● TEXT BLOCK
====================

News & Insights

News & Insights

BY BPD

By now, most of you may have seen that RAND released the most recent study in their Employer Hospital Price Transparency Project, called RAND 3.0. The study is meant to assist employers in understanding what private health plans are paying hospitals, so they can manage benefit design costs or steer patients to less expensive hospitals and systems. RAND’s suggestions are nothing new and are actually not actionable for employers. Why? Because of the insufficient, cherry-picked data used to complete the study. 


The American Hospital Association (AHA) responded to the RAND 3.0 study by appropriately identifying its serious shortcomings. RAND researchers used CMS payments as the benchmark measure for pricing and CMS star ratings and Leapfrog scores to measure quality. By combining these as standards, the study essentially bundles facility and professional fees to paint a picture that doesn’t even equate the important role of physicians and staff in the care process. Essentially the study found that private plans pay hospitals, on average, 235% more than what CMS would pay. The kicker? It shows that hospitals that had better quality scores cost more. Who’s shocked? You get what you pay for. 


Why is this important for you and your system? You have to be looking for the right partnerships. Whether that’s with senior centers for traditional Medicare or Medicare Advantage customers or working with local employers to tailor healthcare needs for their employees around diabetes, flu shots, or COVID-19 testing, healthcare services must extend outside of the walls of your hospitals. That way, when studies like RAND 3.0 attempt to paint an incredibly misleading picture of hospitals and systems, you can refute it by showing the innovative ways you are partnering with your patients and community to improve health.

====================

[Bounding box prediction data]
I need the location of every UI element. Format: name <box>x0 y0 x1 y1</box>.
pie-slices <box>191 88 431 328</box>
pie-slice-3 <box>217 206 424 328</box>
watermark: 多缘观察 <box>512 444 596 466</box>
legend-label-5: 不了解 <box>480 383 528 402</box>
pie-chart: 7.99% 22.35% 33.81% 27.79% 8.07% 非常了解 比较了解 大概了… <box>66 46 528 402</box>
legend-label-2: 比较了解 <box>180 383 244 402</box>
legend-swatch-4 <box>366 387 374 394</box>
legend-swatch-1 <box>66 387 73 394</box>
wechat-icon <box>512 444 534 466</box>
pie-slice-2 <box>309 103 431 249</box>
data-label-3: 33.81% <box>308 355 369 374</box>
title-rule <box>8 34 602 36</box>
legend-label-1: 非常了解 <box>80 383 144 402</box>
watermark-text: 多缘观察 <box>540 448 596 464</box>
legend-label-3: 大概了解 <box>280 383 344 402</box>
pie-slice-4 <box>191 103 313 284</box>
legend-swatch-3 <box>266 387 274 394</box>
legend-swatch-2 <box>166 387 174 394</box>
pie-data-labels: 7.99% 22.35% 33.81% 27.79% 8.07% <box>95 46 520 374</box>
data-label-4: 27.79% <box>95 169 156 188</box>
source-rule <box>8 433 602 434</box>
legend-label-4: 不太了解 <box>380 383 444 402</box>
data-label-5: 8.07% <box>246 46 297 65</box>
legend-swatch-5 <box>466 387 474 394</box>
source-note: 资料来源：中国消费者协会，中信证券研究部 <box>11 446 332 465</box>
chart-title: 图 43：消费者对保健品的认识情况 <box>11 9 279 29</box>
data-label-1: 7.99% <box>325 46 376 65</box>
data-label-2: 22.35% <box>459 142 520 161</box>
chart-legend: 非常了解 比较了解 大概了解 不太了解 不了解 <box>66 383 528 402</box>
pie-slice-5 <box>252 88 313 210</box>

====================

● EXERCISE PROMPT
Write out the article on the RAND 3.0 study word for word, everything from "Why is this" down to "to improve health.".

● FINAL ANSWER
Why is this important for you and your system? You have to be looking for the right partnerships. Whether that’s with senior centers for traditional Medicare or Medicare Advantage customers or working with local employers to tailor healthcare needs for their employees around diabetes, flu shots, or COVID-19 testing, healthcare services must extend outside of the walls of your hospitals. That way, when studies like RAND 3.0 attempt to paint an incredibly misleading picture of hospitals and systems, you can refute it by showing the innovative ways you are partnering with your patients and community to improve health.